SET EXERCISE —
Write out the records beneath this line exactly as they appear, minus any images.

[BEGIN]

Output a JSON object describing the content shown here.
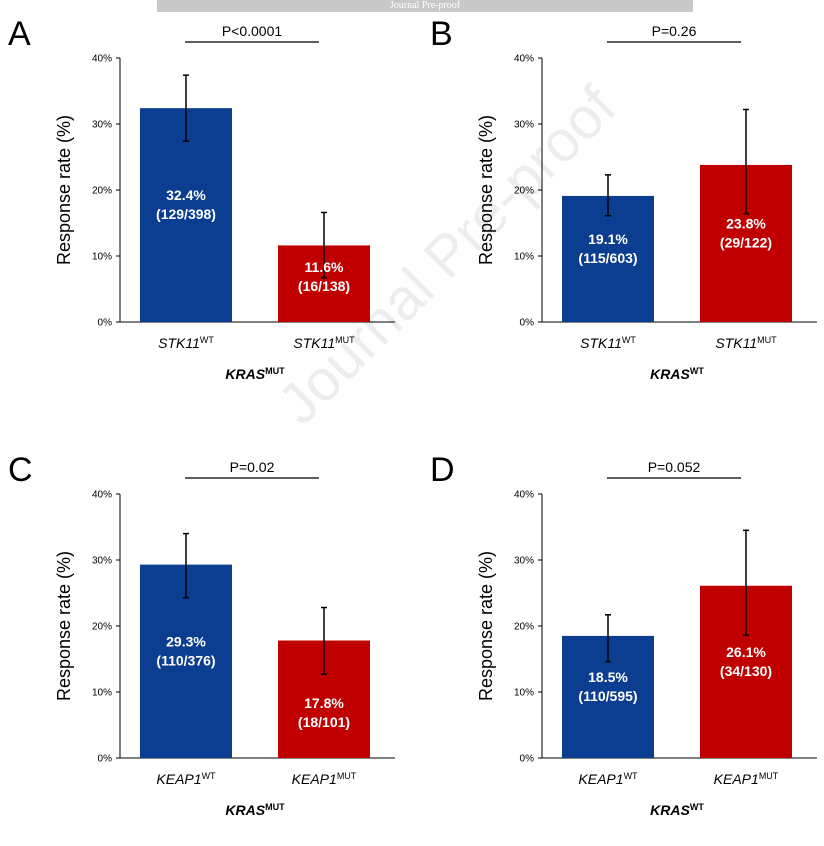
{
  "header_banner": "Journal Pre-proof",
  "watermark": "Journal Pre-proof",
  "colors": {
    "wt": "#0b3d91",
    "mut": "#c00000"
  },
  "chart_data": [
    {
      "panel": "A",
      "type": "bar",
      "categories": [
        {
          "gene": "STK11",
          "sup": "WT"
        },
        {
          "gene": "STK11",
          "sup": "MUT"
        }
      ],
      "values": [
        32.4,
        11.6
      ],
      "error_low": [
        27.4,
        6.7
      ],
      "error_high": [
        37.4,
        16.6
      ],
      "bar_labels": [
        [
          "32.4%",
          "(129/398)"
        ],
        [
          "11.6%",
          "(16/138)"
        ]
      ],
      "pvalue": "P<0.0001",
      "ylabel": "Response rate (%)",
      "group_label": {
        "gene": "KRAS",
        "sup": "MUT"
      },
      "ylim": [
        0,
        40
      ],
      "yticks": [
        "0%",
        "10%",
        "20%",
        "30%",
        "40%"
      ],
      "grid": false
    },
    {
      "panel": "B",
      "type": "bar",
      "categories": [
        {
          "gene": "STK11",
          "sup": "WT"
        },
        {
          "gene": "STK11",
          "sup": "MUT"
        }
      ],
      "values": [
        19.1,
        23.8
      ],
      "error_low": [
        16.1,
        16.4
      ],
      "error_high": [
        22.3,
        32.2
      ],
      "bar_labels": [
        [
          "19.1%",
          "(115/603)"
        ],
        [
          "23.8%",
          "(29/122)"
        ]
      ],
      "pvalue": "P=0.26",
      "ylabel": "Response rate (%)",
      "group_label": {
        "gene": "KRAS",
        "sup": "WT"
      },
      "ylim": [
        0,
        40
      ],
      "yticks": [
        "0%",
        "10%",
        "20%",
        "30%",
        "40%"
      ],
      "grid": false
    },
    {
      "panel": "C",
      "type": "bar",
      "categories": [
        {
          "gene": "KEAP1",
          "sup": "WT"
        },
        {
          "gene": "KEAP1",
          "sup": "MUT"
        }
      ],
      "values": [
        29.3,
        17.8
      ],
      "error_low": [
        24.3,
        12.7
      ],
      "error_high": [
        34.0,
        22.8
      ],
      "bar_labels": [
        [
          "29.3%",
          "(110/376)"
        ],
        [
          "17.8%",
          "(18/101)"
        ]
      ],
      "pvalue": "P=0.02",
      "ylabel": "Response rate (%)",
      "group_label": {
        "gene": "KRAS",
        "sup": "MUT"
      },
      "ylim": [
        0,
        40
      ],
      "yticks": [
        "0%",
        "10%",
        "20%",
        "30%",
        "40%"
      ],
      "grid": false
    },
    {
      "panel": "D",
      "type": "bar",
      "categories": [
        {
          "gene": "KEAP1",
          "sup": "WT"
        },
        {
          "gene": "KEAP1",
          "sup": "MUT"
        }
      ],
      "values": [
        18.5,
        26.1
      ],
      "error_low": [
        14.6,
        18.6
      ],
      "error_high": [
        21.7,
        34.5
      ],
      "bar_labels": [
        [
          "18.5%",
          "(110/595)"
        ],
        [
          "26.1%",
          "(34/130)"
        ]
      ],
      "pvalue": "P=0.052",
      "ylabel": "Response rate (%)",
      "group_label": {
        "gene": "KRAS",
        "sup": "WT"
      },
      "ylim": [
        0,
        40
      ],
      "yticks": [
        "0%",
        "10%",
        "20%",
        "30%",
        "40%"
      ],
      "grid": false
    }
  ]
}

[END]

EXERCISE RESULT —
Output a JSON object describing the content shown here.
{
  "header_banner": "Journal Pre-proof",
  "watermark": "Journal Pre-proof",
  "colors": {
    "wt": "#0b3d91",
    "mut": "#c00000"
  },
  "chart_data": [
    {
      "panel": "A",
      "type": "bar",
      "categories": [
        {
          "gene": "STK11",
          "sup": "WT"
        },
        {
          "gene": "STK11",
          "sup": "MUT"
        }
      ],
      "values": [
        32.4,
        11.6
      ],
      "error_low": [
        27.4,
        6.7
      ],
      "error_high": [
        37.4,
        16.6
      ],
      "bar_labels": [
        [
          "32.4%",
          "(129/398)"
        ],
        [
          "11.6%",
          "(16/138)"
        ]
      ],
      "pvalue": "P<0.0001",
      "ylabel": "Response rate (%)",
      "group_label": {
        "gene": "KRAS",
        "sup": "MUT"
      },
      "ylim": [
        0,
        40
      ],
      "yticks": [
        "0%",
        "10%",
        "20%",
        "30%",
        "40%"
      ],
      "grid": false
    },
    {
      "panel": "B",
      "type": "bar",
      "categories": [
        {
          "gene": "STK11",
          "sup": "WT"
        },
        {
          "gene": "STK11",
          "sup": "MUT"
        }
      ],
      "values": [
        19.1,
        23.8
      ],
      "error_low": [
        16.1,
        16.4
      ],
      "error_high": [
        22.3,
        32.2
      ],
      "bar_labels": [
        [
          "19.1%",
          "(115/603)"
        ],
        [
          "23.8%",
          "(29/122)"
        ]
      ],
      "pvalue": "P=0.26",
      "ylabel": "Response rate (%)",
      "group_label": {
        "gene": "KRAS",
        "sup": "WT"
      },
      "ylim": [
        0,
        40
      ],
      "yticks": [
        "0%",
        "10%",
        "20%",
        "30%",
        "40%"
      ],
      "grid": false
    },
    {
      "panel": "C",
      "type": "bar",
      "categories": [
        {
          "gene": "KEAP1",
          "sup": "WT"
        },
        {
          "gene": "KEAP1",
          "sup": "MUT"
        }
      ],
      "values": [
        29.3,
        17.8
      ],
      "error_low": [
        24.3,
        12.7
      ],
      "error_high": [
        34.0,
        22.8
      ],
      "bar_labels": [
        [
          "29.3%",
          "(110/376)"
        ],
        [
          "17.8%",
          "(18/101)"
        ]
      ],
      "pvalue": "P=0.02",
      "ylabel": "Response rate (%)",
      "group_label": {
        "gene": "KRAS",
        "sup": "MUT"
      },
      "ylim": [
        0,
        40
      ],
      "yticks": [
        "0%",
        "10%",
        "20%",
        "30%",
        "40%"
      ],
      "grid": false
    },
    {
      "panel": "D",
      "type": "bar",
      "categories": [
        {
          "gene": "KEAP1",
          "sup": "WT"
        },
        {
          "gene": "KEAP1",
          "sup": "MUT"
        }
      ],
      "values": [
        18.5,
        26.1
      ],
      "error_low": [
        14.6,
        18.6
      ],
      "error_high": [
        21.7,
        34.5
      ],
      "bar_labels": [
        [
          "18.5%",
          "(110/595)"
        ],
        [
          "26.1%",
          "(34/130)"
        ]
      ],
      "pvalue": "P=0.052",
      "ylabel": "Response rate (%)",
      "group_label": {
        "gene": "KRAS",
        "sup": "WT"
      },
      "ylim": [
        0,
        40
      ],
      "yticks": [
        "0%",
        "10%",
        "20%",
        "30%",
        "40%"
      ],
      "grid": false
    }
  ]
}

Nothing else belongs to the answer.